WHAT NEEDS TO BE DONE:
Gather all lines with "仔细落实中央" from the records.

Dataset entries
— Start —
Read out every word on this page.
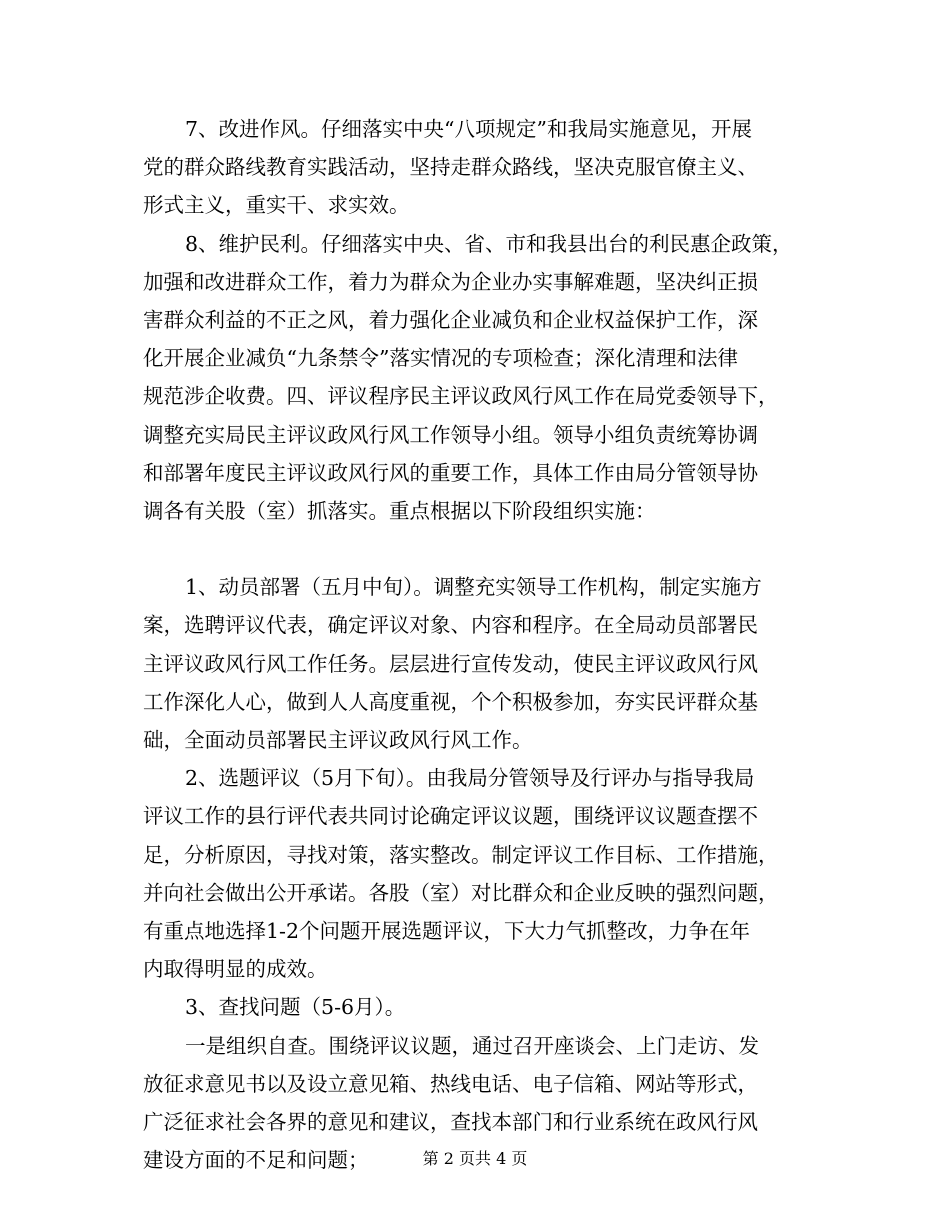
7、改进作风。仔细落实中央“八项规定”和我局实施意见，开展
党的群众路线教育实践活动，坚持走群众路线，坚决克服官僚主义、
形式主义，重实干、求实效。
8、维护民利。仔细落实中央、省、市和我县出台的利民惠企政策，
加强和改进群众工作，着力为群众为企业办实事解难题，坚决纠正损
害群众利益的不正之风，着力强化企业减负和企业权益保护工作，深
化开展企业减负“九条禁令”落实情况的专项检查；深化清理和法律
规范涉企收费。四、评议程序民主评议政风行风工作在局党委领导下，
调整充实局民主评议政风行风工作领导小组。领导小组负责统筹协调
和部署年度民主评议政风行风的重要工作，具体工作由局分管领导协
调各有关股（室）抓落实。重点根据以下阶段组织实施：
1、动员部署（五月中旬）。调整充实领导工作机构，制定实施方
案，选聘评议代表，确定评议对象、内容和程序。在全局动员部署民
主评议政风行风工作任务。层层进行宣传发动，使民主评议政风行风
工作深化人心，做到人人高度重视，个个积极参加，夯实民评群众基
础，全面动员部署民主评议政风行风工作。
2、选题评议（5月下旬）。由我局分管领导及行评办与指导我局
评议工作的县行评代表共同讨论确定评议议题，围绕评议议题查摆不
足，分析原因，寻找对策，落实整改。制定评议工作目标、工作措施，
并向社会做出公开承诺。各股（室）对比群众和企业反映的强烈问题，
有重点地选择1-2个问题开展选题评议，下大力气抓整改，力争在年
内取得明显的成效。
3、查找问题（5-6月）。
一是组织自查。围绕评议议题，通过召开座谈会、上门走访、发
放征求意见书以及设立意见箱、热线电话、电子信箱、网站等形式，
广泛征求社会各界的意见和建议，查找本部门和行业系统在政风行风
建设方面的不足和问题；	第 2 页共 4 页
— End —
FINAL ANSWER:
7、改进作风。仔细落实中央“八项规定”和我局实施意见，开展
8、维护民利。仔细落实中央、省、市和我县出台的利民惠企政策，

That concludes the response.